• _STATED PROBLEM_: Pick up the forum thread about the duck hunting trip where it stops and write what comes next.

Read about the great shooting down there many years ago - and always wanted to go, but for one reason or another - never got around to it. Glad you folks got to do it and thanks for sharing the pics. What a shoot!!!


----------



## kmckinnie (Feb 10, 2017)

Shazam
That a pile of ducks


----------



## QuackAddict (Feb 10, 2017)

Man that looks like an incredible trip!  Love the pic with all the hulls and ducks floating!


----------



## rnelson5 (Feb 11, 2017)

billy336 said:


> How many pesos are teal tags down there?



Well pesos are at an all time low so I was able to afford a few extra


----------



## rnelson5 (Feb 11, 2017)

It was a trip to remember and great for the wife as well.


----------



## injun joe (Feb 11, 2017)

Patos!


----------



## rnelson5 (Feb 11, 2017)

injun joe said:


> Patos!



Si!!!! Mucho Patos


----------



## The Fever (Feb 11, 2017)

Are the limits greater there?


----------



## rnelson5 (Feb 12, 2017)

The Fever said:


> Are the limits greater there?



Oh ya


----------



## mizzippi jb (Feb 12, 2017)

Looks like fun.  Were you able to get any back to the states to have mounted?


----------



## rnelson5 (Feb 12, 2017)

mizzippi jb said:


> Looks like fun.  Were you able to get any back to the states to have mounted?



Yes the outfit filled out all the proper paper work and tags and froze them for me. I bought a soft sided cooler and brought 7 back as my carry on.


----------



## mizzippi jb (Feb 12, 2017)

rnelson5 said:


> Yes the outfit filled out all the proper paper work and tags and froze them for me. I bought a soft sided cooler and brought 7 back as my carry on.



Awesome! That makes it even better


----------



## rnelson5 (Feb 12, 2017)

mizzippi jb said:


> Awesome! That makes it even better



Ya the operation is American owned and has been in business for 18 years. The head guide has been with them from the beginning and so has the lady who takes care of all of the red tape paperwork. She speaks good English as well which is a HUGE bonus when dealing with folks down there. There were a couple of groups there that have been going for 10-15 years. My wife and I enjoyed it so much we will probably be back next February.


----------



## QuackAddict (Feb 12, 2017)

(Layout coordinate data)
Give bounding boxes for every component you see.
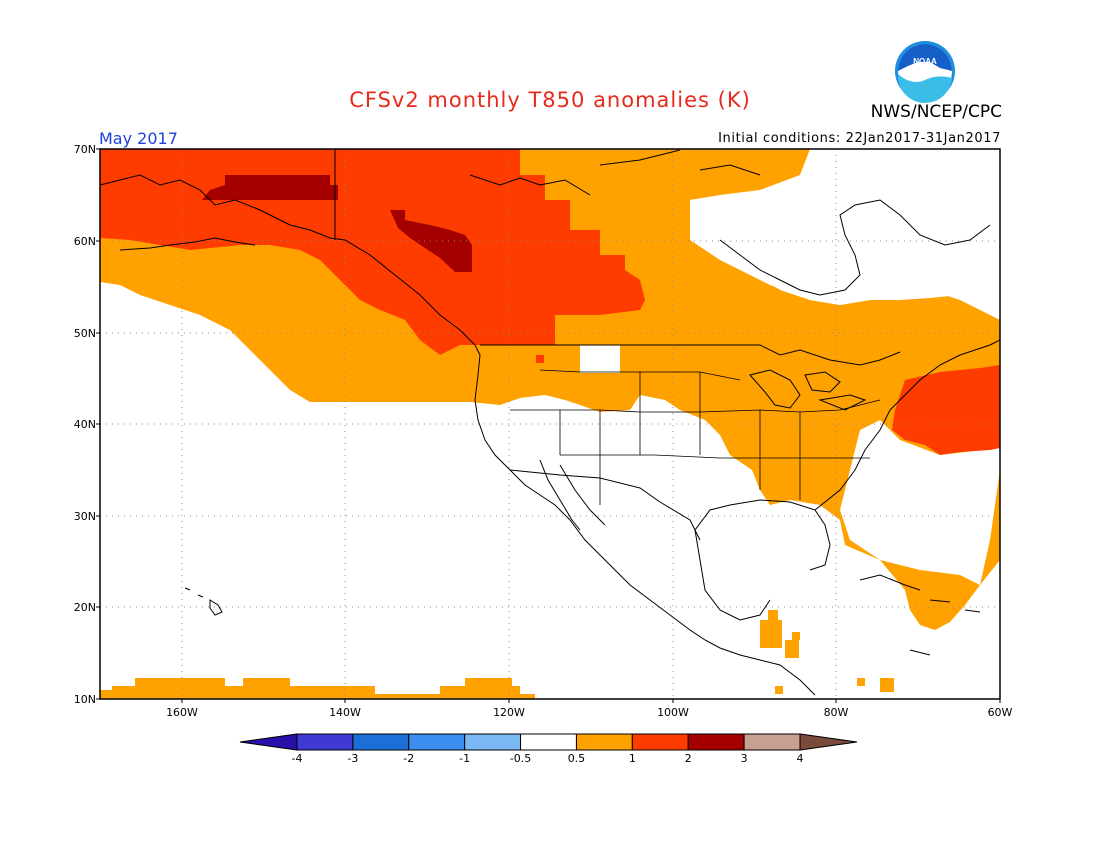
logo-text: NOAA — [913, 57, 937, 66]
anomaly-region-orange-south — [100, 678, 535, 699]
colorbar-arrow-left — [239, 733, 298, 751]
map-title: CFSv2 monthly T850 anomalies (K) — [349, 88, 751, 112]
colorbar-tick-label: -4 — [291, 752, 303, 765]
colorbar-swatch — [631, 733, 689, 751]
lat-label: 50N — [73, 327, 96, 340]
agency-label: NWS/NCEP/CPC — [870, 102, 1002, 122]
coastline-west-us — [474, 354, 816, 696]
anomaly-region-red-east — [892, 365, 1000, 455]
logo-bird-icon — [898, 44, 952, 71]
noaa-logo: NOAA — [895, 41, 955, 104]
anomaly-patch-orange — [785, 640, 799, 658]
colorbar-swatch — [296, 733, 354, 751]
lat-label: 70N — [73, 143, 96, 156]
coastlines — [100, 149, 1000, 696]
colorbar-swatch — [408, 733, 466, 751]
anomaly-patch-orange — [880, 678, 894, 692]
anomaly-region-darkred-alaska — [202, 175, 338, 200]
colorbar-swatch — [464, 733, 522, 751]
anomaly-patch-orange — [792, 632, 800, 640]
lat-label: 40N — [73, 418, 96, 431]
coastline-aleutians — [119, 237, 256, 251]
coastline-east-us — [814, 339, 1000, 511]
caribbean-islands — [859, 574, 981, 656]
lon-label: 120W — [493, 706, 525, 719]
colorbar-tick-label: 0.5 — [567, 752, 586, 765]
colorbar-swatch — [575, 733, 633, 751]
colorbar-tick-label: -1 — [459, 752, 471, 765]
lat-label: 30N — [73, 510, 96, 523]
lon-label: 80W — [823, 706, 849, 719]
colorbar-tick-label: 1 — [628, 752, 636, 765]
colorbar-tick-label: 3 — [740, 752, 748, 765]
border-us-canada — [480, 344, 901, 366]
anomaly-gap-white — [690, 150, 1000, 305]
colorbar-arrow-right — [799, 733, 858, 751]
coastline-gulf — [694, 499, 831, 621]
anomaly-patch-red — [536, 355, 544, 363]
colorbar-swatch — [352, 733, 410, 751]
coastline-alaska — [100, 174, 481, 356]
logo-wave-icon — [897, 74, 952, 104]
colorbar-tick-label: -0.5 — [509, 752, 532, 765]
lat-label: 60N — [73, 235, 96, 248]
hawaii — [184, 587, 223, 616]
graticule — [100, 149, 1000, 699]
anomaly-patch-orange — [760, 620, 782, 648]
great-lakes — [749, 369, 867, 411]
coastline-hudson — [719, 199, 991, 296]
colorbar-tick-label: -2 — [403, 752, 415, 765]
anomaly-patch-orange — [857, 678, 865, 686]
lat-label: 10N — [73, 693, 96, 706]
colorbar-swatch — [743, 733, 801, 751]
lon-label: 140W — [329, 706, 361, 719]
lon-label: 100W — [657, 706, 689, 719]
colorbar-swatch — [520, 733, 577, 751]
anomaly-field — [100, 149, 1000, 699]
colorbar-tick-label: 4 — [796, 752, 804, 765]
state-borders — [510, 369, 881, 505]
lon-label: 60W — [987, 706, 1013, 719]
axis-ticks — [96, 148, 1001, 703]
state-border — [559, 372, 801, 505]
lat-label: 20N — [73, 601, 96, 614]
anomaly-region-orange-north — [100, 149, 1000, 630]
colorbar-tick-label: -3 — [347, 752, 359, 765]
initial-conditions-label: Initial conditions: 22Jan2017-31Jan2017 — [718, 131, 1001, 146]
border-us-mexico — [509, 469, 701, 541]
lon-label: 160W — [166, 706, 198, 719]
colorbar — [239, 733, 858, 751]
period-label: May 2017 — [99, 129, 178, 148]
anomaly-gap-white — [580, 345, 620, 373]
anomaly-patch-orange — [768, 610, 778, 620]
colorbar-swatch — [687, 733, 745, 751]
anomaly-patch-orange — [775, 686, 783, 694]
coastline-arctic — [334, 149, 761, 240]
colorbar-tick-label: 2 — [684, 752, 692, 765]
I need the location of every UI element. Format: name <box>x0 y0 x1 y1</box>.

• _RESULT_:
rnelson5 said:


> Ya the operation is American owned and has been in business for 18 years. The head guide has been with them from the beginning and so has the lady who takes care of all of the red tape paperwork. She speaks good English as well which is a HUGE bonus when dealing with folks down there. There were a couple of groups there that have been going for 10-15 years. My wife and I enjoyed it so much we will probably be back next February.



That sounds like the start of a great family tradition!  Good job!


----------



## Flaustin1 (Feb 12, 2017)

You've had a banner year RNelson.  Canada, Mexico, and a black duck I hear.


----------



## dfhooked (Feb 12, 2017)

Si senor the smasher o beaks   Thanks for the texts it fueled the fire for next year.


----------



## rnelson5 (Feb 13, 2017)

Flaustin1 said:


> You've had a banner year RNelson.  Canada, Mexico, and a black duck I hear.



It has been a good one for sure. We did kill a black here in GA, but a couple of us pulled the trigger on it. Atleast I got to see one in the decoys and took part in it going down. It will be hard for me to top this year.


----------



## rnelson5 (Feb 13, 2017)

dfhooked said:


> Si senor the smasher o beaks   Thanks for the texts it fueled the fire for next year.



You should go. You won't regret it one bit!


----------



## cmcackattack (Feb 13, 2017)

What's the name of the outfitter?


----------



## rnelson5 (Feb 13, 2017)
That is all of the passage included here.